→ **Short task**
Collect each line holding the string "документов".

Entries taken from a collection:
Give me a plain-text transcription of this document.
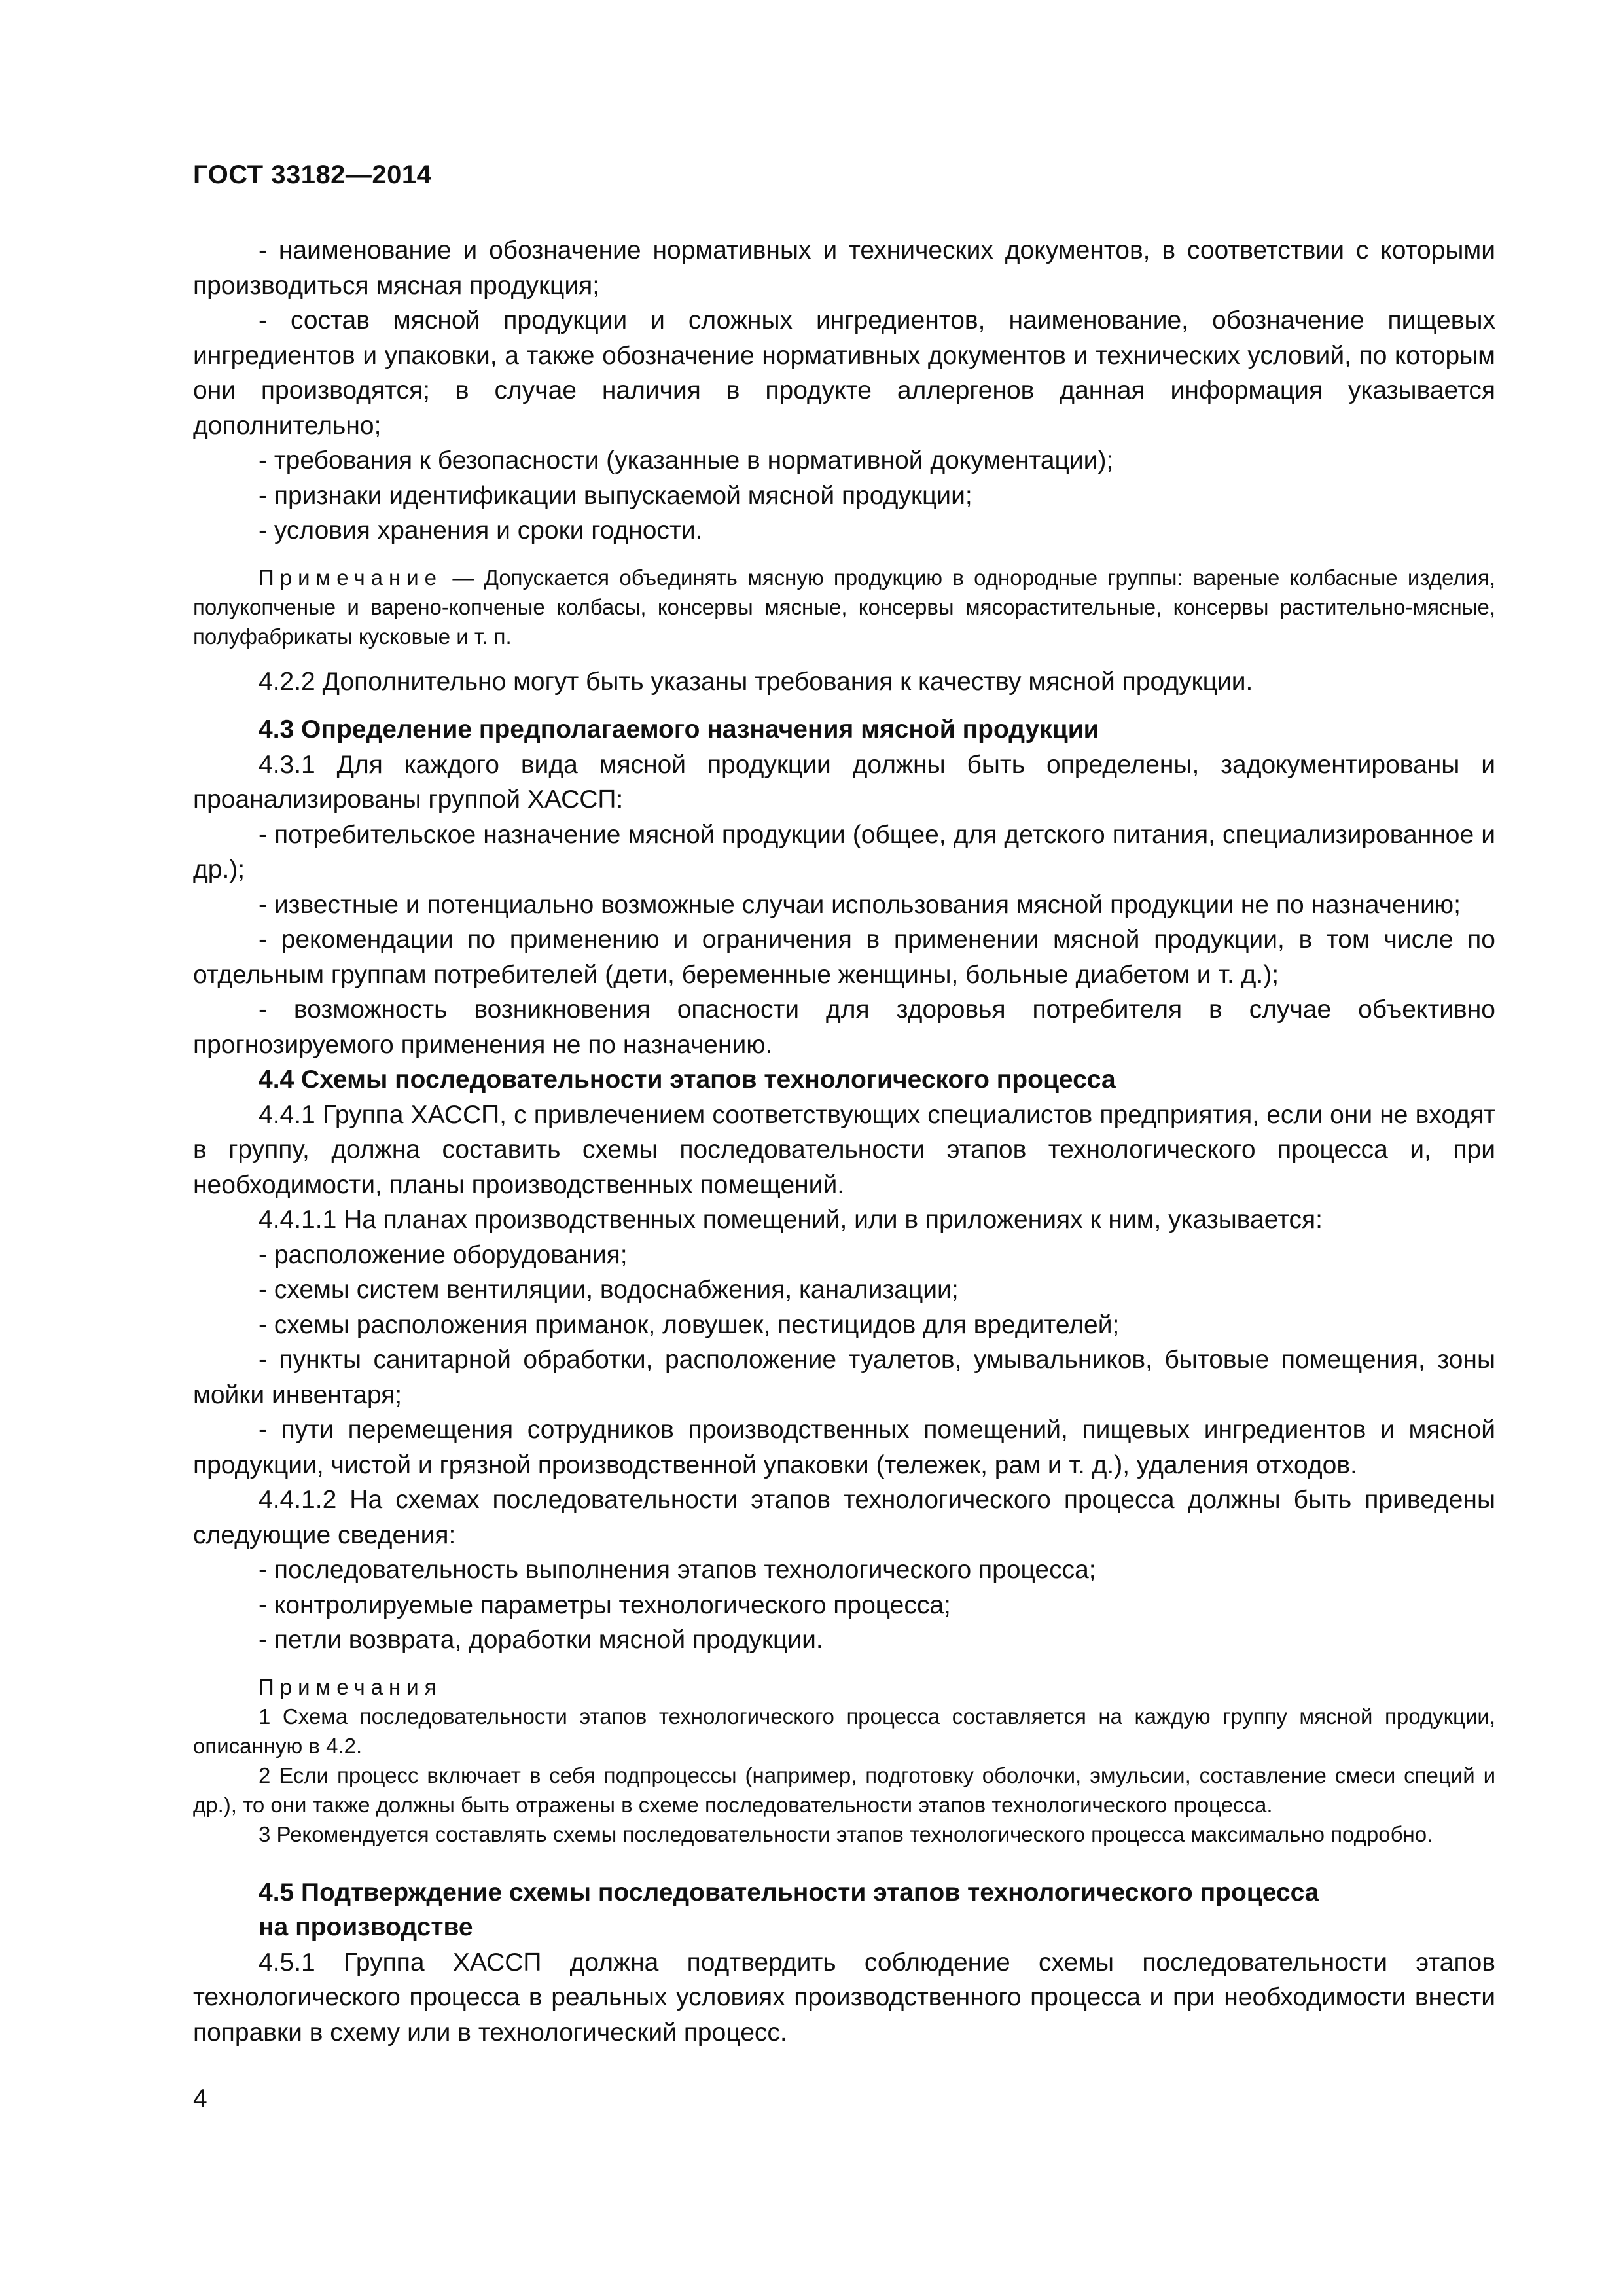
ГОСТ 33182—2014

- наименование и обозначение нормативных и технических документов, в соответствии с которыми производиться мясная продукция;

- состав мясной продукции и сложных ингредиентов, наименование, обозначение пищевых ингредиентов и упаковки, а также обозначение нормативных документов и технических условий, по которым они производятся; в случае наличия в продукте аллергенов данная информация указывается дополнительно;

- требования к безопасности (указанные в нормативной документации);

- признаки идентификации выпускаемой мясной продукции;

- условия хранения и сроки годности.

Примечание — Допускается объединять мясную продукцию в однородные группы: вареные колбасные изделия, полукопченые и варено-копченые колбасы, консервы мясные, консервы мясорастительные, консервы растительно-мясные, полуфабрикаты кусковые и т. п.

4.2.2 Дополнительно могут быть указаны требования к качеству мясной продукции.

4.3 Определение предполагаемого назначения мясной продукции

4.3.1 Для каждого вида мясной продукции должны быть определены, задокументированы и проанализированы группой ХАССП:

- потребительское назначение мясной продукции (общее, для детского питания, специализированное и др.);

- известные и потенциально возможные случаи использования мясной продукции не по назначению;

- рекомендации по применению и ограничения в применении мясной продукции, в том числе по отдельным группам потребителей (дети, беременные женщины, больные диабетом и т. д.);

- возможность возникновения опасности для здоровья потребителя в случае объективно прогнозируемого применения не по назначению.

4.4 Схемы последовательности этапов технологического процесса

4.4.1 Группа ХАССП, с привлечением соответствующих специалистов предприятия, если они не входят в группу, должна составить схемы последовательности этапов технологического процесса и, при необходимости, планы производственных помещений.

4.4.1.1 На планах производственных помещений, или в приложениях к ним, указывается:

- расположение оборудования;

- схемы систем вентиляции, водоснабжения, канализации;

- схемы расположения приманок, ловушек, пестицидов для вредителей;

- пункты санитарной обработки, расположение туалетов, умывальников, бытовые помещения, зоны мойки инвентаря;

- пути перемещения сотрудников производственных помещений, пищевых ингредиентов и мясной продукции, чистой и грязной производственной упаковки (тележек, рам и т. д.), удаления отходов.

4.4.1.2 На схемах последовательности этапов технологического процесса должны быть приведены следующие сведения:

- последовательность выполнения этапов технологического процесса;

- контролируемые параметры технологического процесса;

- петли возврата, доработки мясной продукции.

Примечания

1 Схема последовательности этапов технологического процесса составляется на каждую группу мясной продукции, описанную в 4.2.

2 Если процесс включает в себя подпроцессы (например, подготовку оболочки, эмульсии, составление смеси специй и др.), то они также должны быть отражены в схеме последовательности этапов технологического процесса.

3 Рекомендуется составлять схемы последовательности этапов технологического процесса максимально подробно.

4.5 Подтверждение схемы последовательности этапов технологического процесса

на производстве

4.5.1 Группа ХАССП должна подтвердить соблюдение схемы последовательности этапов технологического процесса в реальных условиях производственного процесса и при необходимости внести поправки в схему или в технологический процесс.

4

→ **Reply**
- наименование и обозначение нормативных и технических документов, в соответствии с которыми производиться мясная продукция;
- состав мясной продукции и сложных ингредиентов, наименование, обозначение пищевых ингредиентов и упаковки, а также обозначение нормативных документов и технических условий, по которым они производятся; в случае наличия в продукте аллергенов данная информация указывается дополнительно;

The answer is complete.